### Aim of the task
Please return the full listing below without altering anything.

### Recorded information

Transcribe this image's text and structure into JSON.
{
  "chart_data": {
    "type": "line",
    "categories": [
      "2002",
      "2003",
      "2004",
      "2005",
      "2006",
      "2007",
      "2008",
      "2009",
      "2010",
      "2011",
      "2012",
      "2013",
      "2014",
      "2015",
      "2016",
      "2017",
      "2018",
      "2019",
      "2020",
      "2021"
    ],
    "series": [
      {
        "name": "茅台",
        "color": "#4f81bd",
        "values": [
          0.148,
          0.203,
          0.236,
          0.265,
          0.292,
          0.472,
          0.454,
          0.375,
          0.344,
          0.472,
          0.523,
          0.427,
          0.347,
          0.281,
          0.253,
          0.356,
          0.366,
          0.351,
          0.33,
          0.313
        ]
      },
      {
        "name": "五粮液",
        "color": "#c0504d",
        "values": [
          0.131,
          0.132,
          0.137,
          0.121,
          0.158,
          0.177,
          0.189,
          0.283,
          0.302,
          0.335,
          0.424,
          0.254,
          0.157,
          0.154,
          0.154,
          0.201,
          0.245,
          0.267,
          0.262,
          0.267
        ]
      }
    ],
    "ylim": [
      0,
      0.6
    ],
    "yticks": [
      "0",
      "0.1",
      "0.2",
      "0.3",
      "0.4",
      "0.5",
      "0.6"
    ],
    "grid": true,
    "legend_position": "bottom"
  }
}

### Exercise output
Transcribe this image's text and structure into JSON.
{
  "chart_data": {
    "type": "line",
    "categories": [
      "2002",
      "2003",
      "2004",
      "2005",
      "2006",
      "2007",
      "2008",
      "2009",
      "2010",
      "2011",
      "2012",
      "2013",
      "2014",
      "2015",
      "2016",
      "2017",
      "2018",
      "2019",
      "2020",
      "2021"
    ],
    "series": [
      {
        "name": "茅台",
        "color": "#4f81bd",
        "values": [
          0.148,
          0.203,
          0.236,
          0.265,
          0.292,
          0.472,
          0.454,
          0.375,
          0.344,
          0.472,
          0.523,
          0.427,
          0.347,
          0.281,
          0.253,
          0.356,
          0.366,
          0.351,
          0.33,
          0.313
        ]
      },
      {
        "name": "五粮液",
        "color": "#c0504d",
        "values": [
          0.131,
          0.132,
          0.137,
          0.121,
          0.158,
          0.177,
          0.189,
          0.283,
          0.302,
          0.335,
          0.424,
          0.254,
          0.157,
          0.154,
          0.154,
          0.201,
          0.245,
          0.267,
          0.262,
          0.267
        ]
      }
    ],
    "ylim": [
      0,
      0.6
    ],
    "yticks": [
      "0",
      "0.1",
      "0.2",
      "0.3",
      "0.4",
      "0.5",
      "0.6"
    ],
    "grid": true,
    "legend_position": "bottom"
  }
}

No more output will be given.